-- begin --

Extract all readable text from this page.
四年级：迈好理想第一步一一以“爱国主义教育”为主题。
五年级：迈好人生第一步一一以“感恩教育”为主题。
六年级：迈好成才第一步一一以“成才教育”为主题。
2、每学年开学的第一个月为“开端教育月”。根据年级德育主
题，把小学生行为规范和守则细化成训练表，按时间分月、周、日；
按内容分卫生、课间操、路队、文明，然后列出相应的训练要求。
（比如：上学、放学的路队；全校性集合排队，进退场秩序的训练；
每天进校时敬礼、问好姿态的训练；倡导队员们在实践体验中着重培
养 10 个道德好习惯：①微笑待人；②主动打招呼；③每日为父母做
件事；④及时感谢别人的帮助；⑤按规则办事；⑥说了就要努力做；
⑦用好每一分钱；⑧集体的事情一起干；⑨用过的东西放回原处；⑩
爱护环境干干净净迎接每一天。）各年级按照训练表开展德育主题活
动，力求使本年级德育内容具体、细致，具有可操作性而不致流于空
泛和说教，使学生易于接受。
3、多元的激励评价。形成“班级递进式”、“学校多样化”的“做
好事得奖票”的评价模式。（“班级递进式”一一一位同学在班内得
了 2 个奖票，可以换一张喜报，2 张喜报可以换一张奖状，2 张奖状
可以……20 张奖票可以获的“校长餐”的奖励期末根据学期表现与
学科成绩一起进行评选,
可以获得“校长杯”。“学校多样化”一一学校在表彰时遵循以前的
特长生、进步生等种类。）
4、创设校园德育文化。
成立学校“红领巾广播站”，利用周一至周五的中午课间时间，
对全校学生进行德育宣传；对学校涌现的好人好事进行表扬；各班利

-- end --

◆ **Instruction**
Each entry must be reproduced verbatim.

◆ **Response below**
Extract all readable text from this page.
四年级：迈好理想第一步一一以“爱国主义教育”为主题。
五年级：迈好人生第一步一一以“感恩教育”为主题。
六年级：迈好成才第一步一一以“成才教育”为主题。
2、每学年开学的第一个月为“开端教育月”。根据年级德育主
题，把小学生行为规范和守则细化成训练表，按时间分月、周、日；
按内容分卫生、课间操、路队、文明，然后列出相应的训练要求。
（比如：上学、放学的路队；全校性集合排队，进退场秩序的训练；
每天进校时敬礼、问好姿态的训练；倡导队员们在实践体验中着重培
养 10 个道德好习惯：①微笑待人；②主动打招呼；③每日为父母做
件事；④及时感谢别人的帮助；⑤按规则办事；⑥说了就要努力做；
⑦用好每一分钱；⑧集体的事情一起干；⑨用过的东西放回原处；⑩
爱护环境干干净净迎接每一天。）各年级按照训练表开展德育主题活
动，力求使本年级德育内容具体、细致，具有可操作性而不致流于空
泛和说教，使学生易于接受。
3、多元的激励评价。形成“班级递进式”、“学校多样化”的“做
好事得奖票”的评价模式。（“班级递进式”一一一位同学在班内得
了 2 个奖票，可以换一张喜报，2 张喜报可以换一张奖状，2 张奖状
可以……20 张奖票可以获的“校长餐”的奖励期末根据学期表现与
学科成绩一起进行评选,
可以获得“校长杯”。“学校多样化”一一学校在表彰时遵循以前的
特长生、进步生等种类。）
4、创设校园德育文化。
成立学校“红领巾广播站”，利用周一至周五的中午课间时间，
对全校学生进行德育宣传；对学校涌现的好人好事进行表扬；各班利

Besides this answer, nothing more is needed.